### [Records to use]

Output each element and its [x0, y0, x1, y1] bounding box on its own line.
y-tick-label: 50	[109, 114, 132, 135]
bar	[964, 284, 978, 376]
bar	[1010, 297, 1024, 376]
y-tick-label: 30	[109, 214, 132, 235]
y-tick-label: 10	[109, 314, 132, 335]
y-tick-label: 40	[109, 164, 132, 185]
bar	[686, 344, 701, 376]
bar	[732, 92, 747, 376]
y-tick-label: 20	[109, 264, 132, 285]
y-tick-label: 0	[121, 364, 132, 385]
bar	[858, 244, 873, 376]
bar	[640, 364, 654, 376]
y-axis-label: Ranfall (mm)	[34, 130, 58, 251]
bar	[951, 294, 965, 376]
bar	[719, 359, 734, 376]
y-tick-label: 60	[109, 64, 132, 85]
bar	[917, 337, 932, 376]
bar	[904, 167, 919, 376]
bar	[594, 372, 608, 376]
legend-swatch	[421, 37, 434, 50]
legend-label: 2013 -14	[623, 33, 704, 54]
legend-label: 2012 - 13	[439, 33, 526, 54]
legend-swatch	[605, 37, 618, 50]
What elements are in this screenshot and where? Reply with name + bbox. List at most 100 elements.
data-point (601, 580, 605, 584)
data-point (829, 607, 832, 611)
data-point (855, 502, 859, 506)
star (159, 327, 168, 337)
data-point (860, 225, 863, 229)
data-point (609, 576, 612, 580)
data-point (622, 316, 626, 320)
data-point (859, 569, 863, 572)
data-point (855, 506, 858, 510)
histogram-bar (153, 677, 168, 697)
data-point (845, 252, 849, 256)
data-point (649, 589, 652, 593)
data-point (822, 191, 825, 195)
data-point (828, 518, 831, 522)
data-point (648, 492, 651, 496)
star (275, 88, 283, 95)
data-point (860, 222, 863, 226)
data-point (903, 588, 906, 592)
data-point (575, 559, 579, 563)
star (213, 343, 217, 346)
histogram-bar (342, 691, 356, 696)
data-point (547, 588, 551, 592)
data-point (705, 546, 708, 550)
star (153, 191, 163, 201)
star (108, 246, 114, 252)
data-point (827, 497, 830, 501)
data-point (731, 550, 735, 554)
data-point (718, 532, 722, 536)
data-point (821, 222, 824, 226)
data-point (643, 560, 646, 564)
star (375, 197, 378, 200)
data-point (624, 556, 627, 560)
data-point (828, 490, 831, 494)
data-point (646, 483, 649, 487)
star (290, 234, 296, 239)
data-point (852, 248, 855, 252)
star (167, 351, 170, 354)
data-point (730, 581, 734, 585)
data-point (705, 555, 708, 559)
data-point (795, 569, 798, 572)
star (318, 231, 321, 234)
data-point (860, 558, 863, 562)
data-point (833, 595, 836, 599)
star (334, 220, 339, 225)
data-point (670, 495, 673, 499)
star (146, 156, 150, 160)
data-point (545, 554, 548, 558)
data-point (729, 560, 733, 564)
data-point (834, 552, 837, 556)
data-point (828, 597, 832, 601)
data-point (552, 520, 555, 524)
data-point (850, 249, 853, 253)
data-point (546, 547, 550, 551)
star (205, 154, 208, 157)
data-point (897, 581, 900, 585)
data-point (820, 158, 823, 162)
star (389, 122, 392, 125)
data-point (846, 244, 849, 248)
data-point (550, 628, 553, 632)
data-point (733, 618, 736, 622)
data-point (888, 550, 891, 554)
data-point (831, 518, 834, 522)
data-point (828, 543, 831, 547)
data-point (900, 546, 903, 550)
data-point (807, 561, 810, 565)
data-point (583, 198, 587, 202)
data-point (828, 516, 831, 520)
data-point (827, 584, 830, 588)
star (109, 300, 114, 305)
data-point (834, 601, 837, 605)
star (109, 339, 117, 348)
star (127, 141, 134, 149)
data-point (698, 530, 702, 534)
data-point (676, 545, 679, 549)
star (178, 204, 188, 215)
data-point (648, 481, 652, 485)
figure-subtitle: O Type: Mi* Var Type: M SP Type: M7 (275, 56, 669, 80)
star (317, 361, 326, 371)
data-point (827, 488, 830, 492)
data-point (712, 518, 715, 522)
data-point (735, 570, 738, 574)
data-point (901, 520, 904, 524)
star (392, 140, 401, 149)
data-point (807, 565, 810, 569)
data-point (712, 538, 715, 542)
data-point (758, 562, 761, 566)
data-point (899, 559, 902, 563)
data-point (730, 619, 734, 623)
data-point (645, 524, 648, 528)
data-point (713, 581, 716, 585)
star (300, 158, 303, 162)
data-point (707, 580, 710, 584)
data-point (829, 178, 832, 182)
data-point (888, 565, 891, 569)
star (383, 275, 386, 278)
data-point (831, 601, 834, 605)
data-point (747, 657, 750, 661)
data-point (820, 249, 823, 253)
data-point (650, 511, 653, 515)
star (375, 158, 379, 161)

### [Exercise details]
Extract every line from the rows above that contains the string "swatch", treating uppercase and lowercase letters as different.

### [Written answer]
legend-swatch	[421, 37, 434, 50]
legend-swatch	[605, 37, 618, 50]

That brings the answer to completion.